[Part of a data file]
[START]

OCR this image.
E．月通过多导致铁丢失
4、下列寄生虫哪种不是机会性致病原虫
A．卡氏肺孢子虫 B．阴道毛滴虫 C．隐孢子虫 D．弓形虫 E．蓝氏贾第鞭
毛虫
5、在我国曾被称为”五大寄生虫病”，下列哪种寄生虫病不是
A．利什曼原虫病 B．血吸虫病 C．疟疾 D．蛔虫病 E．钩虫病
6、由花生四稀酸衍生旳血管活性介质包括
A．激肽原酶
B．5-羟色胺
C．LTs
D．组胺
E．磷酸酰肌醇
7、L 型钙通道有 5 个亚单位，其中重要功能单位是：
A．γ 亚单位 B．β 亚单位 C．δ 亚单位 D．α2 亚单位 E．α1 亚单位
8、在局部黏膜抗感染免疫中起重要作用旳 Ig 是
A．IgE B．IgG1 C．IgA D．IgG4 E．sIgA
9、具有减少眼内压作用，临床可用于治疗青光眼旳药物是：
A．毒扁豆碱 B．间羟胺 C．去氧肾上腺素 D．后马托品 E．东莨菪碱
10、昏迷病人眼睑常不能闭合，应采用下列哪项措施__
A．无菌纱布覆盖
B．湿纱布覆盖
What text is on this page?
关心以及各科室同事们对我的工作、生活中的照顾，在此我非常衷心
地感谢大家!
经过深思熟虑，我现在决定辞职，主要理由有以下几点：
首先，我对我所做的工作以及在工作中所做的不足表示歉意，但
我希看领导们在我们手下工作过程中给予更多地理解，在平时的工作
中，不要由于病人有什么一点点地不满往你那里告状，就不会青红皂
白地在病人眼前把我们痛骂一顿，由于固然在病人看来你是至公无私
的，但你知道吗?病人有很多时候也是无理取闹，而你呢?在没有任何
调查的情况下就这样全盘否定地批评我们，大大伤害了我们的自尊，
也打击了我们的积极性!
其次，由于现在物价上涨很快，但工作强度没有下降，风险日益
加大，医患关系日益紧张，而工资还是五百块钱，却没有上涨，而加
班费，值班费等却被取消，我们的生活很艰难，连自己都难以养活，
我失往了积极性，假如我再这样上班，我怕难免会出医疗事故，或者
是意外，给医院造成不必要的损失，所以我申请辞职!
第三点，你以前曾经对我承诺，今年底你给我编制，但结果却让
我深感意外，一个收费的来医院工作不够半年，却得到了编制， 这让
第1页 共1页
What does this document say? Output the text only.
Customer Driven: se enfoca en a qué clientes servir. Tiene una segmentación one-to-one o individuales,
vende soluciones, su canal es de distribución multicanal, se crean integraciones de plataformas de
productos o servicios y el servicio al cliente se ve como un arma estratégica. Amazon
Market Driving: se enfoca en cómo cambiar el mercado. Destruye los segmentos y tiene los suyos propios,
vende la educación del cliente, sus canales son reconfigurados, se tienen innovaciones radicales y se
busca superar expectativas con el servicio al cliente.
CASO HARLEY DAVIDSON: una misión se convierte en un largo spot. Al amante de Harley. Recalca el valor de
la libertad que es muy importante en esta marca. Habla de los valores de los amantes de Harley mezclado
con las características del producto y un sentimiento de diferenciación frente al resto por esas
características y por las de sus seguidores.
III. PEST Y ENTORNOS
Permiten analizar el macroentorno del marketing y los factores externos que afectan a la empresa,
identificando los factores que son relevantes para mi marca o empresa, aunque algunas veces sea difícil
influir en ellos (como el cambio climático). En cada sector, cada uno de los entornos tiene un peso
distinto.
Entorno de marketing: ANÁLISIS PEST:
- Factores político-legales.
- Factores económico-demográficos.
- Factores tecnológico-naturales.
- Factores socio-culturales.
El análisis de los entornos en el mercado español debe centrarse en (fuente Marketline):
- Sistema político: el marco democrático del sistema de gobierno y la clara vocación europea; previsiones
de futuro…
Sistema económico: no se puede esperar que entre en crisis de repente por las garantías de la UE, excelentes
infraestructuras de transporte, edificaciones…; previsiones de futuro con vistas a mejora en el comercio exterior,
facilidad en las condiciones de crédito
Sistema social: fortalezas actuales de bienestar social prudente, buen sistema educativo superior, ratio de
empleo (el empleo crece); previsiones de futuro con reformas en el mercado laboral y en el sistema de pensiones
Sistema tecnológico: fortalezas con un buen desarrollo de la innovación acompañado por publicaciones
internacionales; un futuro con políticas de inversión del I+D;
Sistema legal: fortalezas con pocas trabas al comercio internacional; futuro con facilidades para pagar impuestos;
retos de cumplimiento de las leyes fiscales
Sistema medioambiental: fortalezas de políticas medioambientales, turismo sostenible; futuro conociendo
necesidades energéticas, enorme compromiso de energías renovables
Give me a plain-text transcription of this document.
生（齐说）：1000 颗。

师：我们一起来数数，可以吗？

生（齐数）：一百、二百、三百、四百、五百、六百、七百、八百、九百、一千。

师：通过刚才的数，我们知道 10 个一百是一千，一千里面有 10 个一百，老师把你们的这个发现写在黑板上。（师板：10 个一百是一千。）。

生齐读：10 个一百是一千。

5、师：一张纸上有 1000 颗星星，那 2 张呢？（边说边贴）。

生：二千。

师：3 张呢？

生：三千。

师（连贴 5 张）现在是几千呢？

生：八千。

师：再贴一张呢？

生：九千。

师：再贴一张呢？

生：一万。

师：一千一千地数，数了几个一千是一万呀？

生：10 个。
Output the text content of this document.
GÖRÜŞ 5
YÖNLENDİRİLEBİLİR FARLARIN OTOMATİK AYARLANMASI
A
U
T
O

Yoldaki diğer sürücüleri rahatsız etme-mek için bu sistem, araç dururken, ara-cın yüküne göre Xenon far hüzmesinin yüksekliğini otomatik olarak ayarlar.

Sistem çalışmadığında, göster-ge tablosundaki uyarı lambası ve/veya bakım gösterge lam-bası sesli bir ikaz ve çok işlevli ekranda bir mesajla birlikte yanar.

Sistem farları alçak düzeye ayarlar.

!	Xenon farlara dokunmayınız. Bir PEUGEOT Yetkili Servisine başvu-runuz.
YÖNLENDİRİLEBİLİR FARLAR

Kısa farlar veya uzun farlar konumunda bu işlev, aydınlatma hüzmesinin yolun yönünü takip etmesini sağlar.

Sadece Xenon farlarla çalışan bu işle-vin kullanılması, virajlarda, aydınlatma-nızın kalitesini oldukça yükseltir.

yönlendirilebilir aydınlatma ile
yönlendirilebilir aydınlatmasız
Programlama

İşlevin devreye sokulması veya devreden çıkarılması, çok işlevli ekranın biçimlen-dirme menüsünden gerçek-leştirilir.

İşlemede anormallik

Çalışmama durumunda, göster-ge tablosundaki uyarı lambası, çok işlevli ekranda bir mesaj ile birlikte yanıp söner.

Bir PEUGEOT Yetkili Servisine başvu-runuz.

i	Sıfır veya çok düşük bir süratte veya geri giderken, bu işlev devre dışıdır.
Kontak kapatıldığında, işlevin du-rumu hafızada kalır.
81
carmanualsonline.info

[END]

> _SET PROBLEM_: In the records above, how many lines contain the word "como"? Give the number alone.

> _CORRECT ANSWER_: 2